■ EXERCISE DIRECTIONS:
The records below need retyping in full; give them again exactly.

[start of RECORD EXCERPTS]

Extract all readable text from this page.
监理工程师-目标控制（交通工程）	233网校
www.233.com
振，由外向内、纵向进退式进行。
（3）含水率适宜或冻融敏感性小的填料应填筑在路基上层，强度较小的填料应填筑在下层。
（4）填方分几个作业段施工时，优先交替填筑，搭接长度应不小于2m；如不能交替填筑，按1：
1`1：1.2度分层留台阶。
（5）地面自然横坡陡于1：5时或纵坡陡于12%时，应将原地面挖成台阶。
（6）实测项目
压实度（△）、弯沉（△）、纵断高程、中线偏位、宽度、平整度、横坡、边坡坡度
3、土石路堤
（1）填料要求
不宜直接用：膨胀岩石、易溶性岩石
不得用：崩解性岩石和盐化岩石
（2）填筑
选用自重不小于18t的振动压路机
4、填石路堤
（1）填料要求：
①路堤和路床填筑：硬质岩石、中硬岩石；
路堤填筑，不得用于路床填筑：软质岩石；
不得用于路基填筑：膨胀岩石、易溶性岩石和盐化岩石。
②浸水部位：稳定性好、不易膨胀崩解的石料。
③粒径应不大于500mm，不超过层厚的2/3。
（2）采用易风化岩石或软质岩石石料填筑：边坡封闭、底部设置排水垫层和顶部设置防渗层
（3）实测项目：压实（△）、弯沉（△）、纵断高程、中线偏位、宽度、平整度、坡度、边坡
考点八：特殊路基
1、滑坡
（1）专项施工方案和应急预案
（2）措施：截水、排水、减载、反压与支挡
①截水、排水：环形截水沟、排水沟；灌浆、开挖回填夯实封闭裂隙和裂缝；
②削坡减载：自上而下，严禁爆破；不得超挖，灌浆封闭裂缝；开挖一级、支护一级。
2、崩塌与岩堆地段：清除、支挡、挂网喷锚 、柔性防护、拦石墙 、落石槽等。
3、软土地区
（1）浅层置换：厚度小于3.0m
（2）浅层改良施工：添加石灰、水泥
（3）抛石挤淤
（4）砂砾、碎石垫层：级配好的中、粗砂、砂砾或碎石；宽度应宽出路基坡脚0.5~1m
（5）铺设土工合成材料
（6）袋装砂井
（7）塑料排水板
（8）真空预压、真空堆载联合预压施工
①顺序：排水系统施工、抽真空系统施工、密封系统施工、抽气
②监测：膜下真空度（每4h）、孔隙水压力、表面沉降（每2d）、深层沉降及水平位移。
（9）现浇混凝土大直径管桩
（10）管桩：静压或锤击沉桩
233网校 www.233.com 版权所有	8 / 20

[end of RECORD EXCERPTS]

■ ANSWER FOR THIS EXERCISE:
Extract all readable text from this page.
监理工程师-目标控制（交通工程）	233网校
www.233.com
振，由外向内、纵向进退式进行。
（3）含水率适宜或冻融敏感性小的填料应填筑在路基上层，强度较小的填料应填筑在下层。
（4）填方分几个作业段施工时，优先交替填筑，搭接长度应不小于2m；如不能交替填筑，按1：
1`1：1.2度分层留台阶。
（5）地面自然横坡陡于1：5时或纵坡陡于12%时，应将原地面挖成台阶。
（6）实测项目
压实度（△）、弯沉（△）、纵断高程、中线偏位、宽度、平整度、横坡、边坡坡度
3、土石路堤
（1）填料要求
不宜直接用：膨胀岩石、易溶性岩石
不得用：崩解性岩石和盐化岩石
（2）填筑
选用自重不小于18t的振动压路机
4、填石路堤
（1）填料要求：
①路堤和路床填筑：硬质岩石、中硬岩石；
路堤填筑，不得用于路床填筑：软质岩石；
不得用于路基填筑：膨胀岩石、易溶性岩石和盐化岩石。
②浸水部位：稳定性好、不易膨胀崩解的石料。
③粒径应不大于500mm，不超过层厚的2/3。
（2）采用易风化岩石或软质岩石石料填筑：边坡封闭、底部设置排水垫层和顶部设置防渗层
（3）实测项目：压实（△）、弯沉（△）、纵断高程、中线偏位、宽度、平整度、坡度、边坡
考点八：特殊路基
1、滑坡
（1）专项施工方案和应急预案
（2）措施：截水、排水、减载、反压与支挡
①截水、排水：环形截水沟、排水沟；灌浆、开挖回填夯实封闭裂隙和裂缝；
②削坡减载：自上而下，严禁爆破；不得超挖，灌浆封闭裂缝；开挖一级、支护一级。
2、崩塌与岩堆地段：清除、支挡、挂网喷锚 、柔性防护、拦石墙 、落石槽等。
3、软土地区
（1）浅层置换：厚度小于3.0m
（2）浅层改良施工：添加石灰、水泥
（3）抛石挤淤
（4）砂砾、碎石垫层：级配好的中、粗砂、砂砾或碎石；宽度应宽出路基坡脚0.5~1m
（5）铺设土工合成材料
（6）袋装砂井
（7）塑料排水板
（8）真空预压、真空堆载联合预压施工
①顺序：排水系统施工、抽真空系统施工、密封系统施工、抽气
②监测：膜下真空度（每4h）、孔隙水压力、表面沉降（每2d）、深层沉降及水平位移。
（9）现浇混凝土大直径管桩
（10）管桩：静压或锤击沉桩
233网校 www.233.com 版权所有	8 / 20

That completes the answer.